===== DATA FOR THE TASK
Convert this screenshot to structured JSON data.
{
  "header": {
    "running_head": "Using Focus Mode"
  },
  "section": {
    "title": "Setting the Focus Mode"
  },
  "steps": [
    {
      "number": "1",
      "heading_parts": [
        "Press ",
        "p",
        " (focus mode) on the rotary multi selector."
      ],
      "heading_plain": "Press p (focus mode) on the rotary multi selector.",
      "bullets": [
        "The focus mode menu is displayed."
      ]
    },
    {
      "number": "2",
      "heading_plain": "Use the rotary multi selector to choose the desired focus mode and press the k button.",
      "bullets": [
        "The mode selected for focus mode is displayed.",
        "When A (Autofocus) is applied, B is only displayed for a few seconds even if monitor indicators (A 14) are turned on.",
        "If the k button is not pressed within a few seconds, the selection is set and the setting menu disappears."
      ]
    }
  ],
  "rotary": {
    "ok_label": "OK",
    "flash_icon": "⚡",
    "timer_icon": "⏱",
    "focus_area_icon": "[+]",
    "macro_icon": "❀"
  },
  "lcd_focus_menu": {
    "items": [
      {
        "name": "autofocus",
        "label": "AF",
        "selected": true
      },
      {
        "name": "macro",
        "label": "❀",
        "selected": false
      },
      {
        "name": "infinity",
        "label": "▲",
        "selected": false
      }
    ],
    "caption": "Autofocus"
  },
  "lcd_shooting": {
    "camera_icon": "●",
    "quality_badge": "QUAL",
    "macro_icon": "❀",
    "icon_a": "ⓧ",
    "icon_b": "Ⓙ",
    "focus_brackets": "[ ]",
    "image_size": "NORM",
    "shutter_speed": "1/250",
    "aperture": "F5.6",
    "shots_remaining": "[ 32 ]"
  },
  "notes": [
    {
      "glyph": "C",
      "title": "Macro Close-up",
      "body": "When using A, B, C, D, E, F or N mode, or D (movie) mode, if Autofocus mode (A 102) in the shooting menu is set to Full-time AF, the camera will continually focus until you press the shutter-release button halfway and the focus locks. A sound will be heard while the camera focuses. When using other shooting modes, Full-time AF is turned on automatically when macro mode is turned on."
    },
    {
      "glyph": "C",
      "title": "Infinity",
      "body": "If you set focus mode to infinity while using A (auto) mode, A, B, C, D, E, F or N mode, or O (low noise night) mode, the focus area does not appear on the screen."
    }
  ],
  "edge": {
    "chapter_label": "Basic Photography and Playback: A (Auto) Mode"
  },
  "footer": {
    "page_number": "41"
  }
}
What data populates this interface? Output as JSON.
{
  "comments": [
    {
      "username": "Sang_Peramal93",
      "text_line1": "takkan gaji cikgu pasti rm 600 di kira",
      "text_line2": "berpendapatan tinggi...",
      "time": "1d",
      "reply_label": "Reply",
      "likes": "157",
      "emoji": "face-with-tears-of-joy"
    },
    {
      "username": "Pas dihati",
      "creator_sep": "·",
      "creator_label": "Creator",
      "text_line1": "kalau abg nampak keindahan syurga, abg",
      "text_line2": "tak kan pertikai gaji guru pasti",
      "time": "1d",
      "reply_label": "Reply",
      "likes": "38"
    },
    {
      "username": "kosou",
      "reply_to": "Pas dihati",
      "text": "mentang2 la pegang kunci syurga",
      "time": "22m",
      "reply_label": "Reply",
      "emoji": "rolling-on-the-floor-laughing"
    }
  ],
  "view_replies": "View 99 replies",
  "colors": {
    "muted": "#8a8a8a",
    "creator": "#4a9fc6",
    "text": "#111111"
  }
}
==========
## EXERCISE DIRECTIONS
The entries above must be returned exactly.

## OUTPUT FOR THIS TASK
Convert this screenshot to structured JSON data.
{
  "header": {
    "running_head": "Using Focus Mode"
  },
  "section": {
    "title": "Setting the Focus Mode"
  },
  "steps": [
    {
      "number": "1",
      "heading_parts": [
        "Press ",
        "p",
        " (focus mode) on the rotary multi selector."
      ],
      "heading_plain": "Press p (focus mode) on the rotary multi selector.",
      "bullets": [
        "The focus mode menu is displayed."
      ]
    },
    {
      "number": "2",
      "heading_plain": "Use the rotary multi selector to choose the desired focus mode and press the k button.",
      "bullets": [
        "The mode selected for focus mode is displayed.",
        "When A (Autofocus) is applied, B is only displayed for a few seconds even if monitor indicators (A 14) are turned on.",
        "If the k button is not pressed within a few seconds, the selection is set and the setting menu disappears."
      ]
    }
  ],
  "rotary": {
    "ok_label": "OK",
    "flash_icon": "⚡",
    "timer_icon": "⏱",
    "focus_area_icon": "[+]",
    "macro_icon": "❀"
  },
  "lcd_focus_menu": {
    "items": [
      {
        "name": "autofocus",
        "label": "AF",
        "selected": true
      },
      {
        "name": "macro",
        "label": "❀",
        "selected": false
      },
      {
        "name": "infinity",
        "label": "▲",
        "selected": false
      }
    ],
    "caption": "Autofocus"
  },
  "lcd_shooting": {
    "camera_icon": "●",
    "quality_badge": "QUAL",
    "macro_icon": "❀",
    "icon_a": "ⓧ",
    "icon_b": "Ⓙ",
    "focus_brackets": "[ ]",
    "image_size": "NORM",
    "shutter_speed": "1/250",
    "aperture": "F5.6",
    "shots_remaining": "[ 32 ]"
  },
  "notes": [
    {
      "glyph": "C",
      "title": "Macro Close-up",
      "body": "When using A, B, C, D, E, F or N mode, or D (movie) mode, if Autofocus mode (A 102) in the shooting menu is set to Full-time AF, the camera will continually focus until you press the shutter-release button halfway and the focus locks. A sound will be heard while the camera focuses. When using other shooting modes, Full-time AF is turned on automatically when macro mode is turned on."
    },
    {
      "glyph": "C",
      "title": "Infinity",
      "body": "If you set focus mode to infinity while using A (auto) mode, A, B, C, D, E, F or N mode, or O (low noise night) mode, the focus area does not appear on the screen."
    }
  ],
  "edge": {
    "chapter_label": "Basic Photography and Playback: A (Auto) Mode"
  },
  "footer": {
    "page_number": "41"
  }
}
What data populates this interface? Output as JSON.
{
  "comments": [
    {
      "username": "Sang_Peramal93",
      "text_line1": "takkan gaji cikgu pasti rm 600 di kira",
      "text_line2": "berpendapatan tinggi...",
      "time": "1d",
      "reply_label": "Reply",
      "likes": "157",
      "emoji": "face-with-tears-of-joy"
    },
    {
      "username": "Pas dihati",
      "creator_sep": "·",
      "creator_label": "Creator",
      "text_line1": "kalau abg nampak keindahan syurga, abg",
      "text_line2": "tak kan pertikai gaji guru pasti",
      "time": "1d",
      "reply_label": "Reply",
      "likes": "38"
    },
    {
      "username": "kosou",
      "reply_to": "Pas dihati",
      "text": "mentang2 la pegang kunci syurga",
      "time": "22m",
      "reply_label": "Reply",
      "emoji": "rolling-on-the-floor-laughing"
    }
  ],
  "view_replies": "View 99 replies",
  "colors": {
    "muted": "#8a8a8a",
    "creator": "#4a9fc6",
    "text": "#111111"
  }
}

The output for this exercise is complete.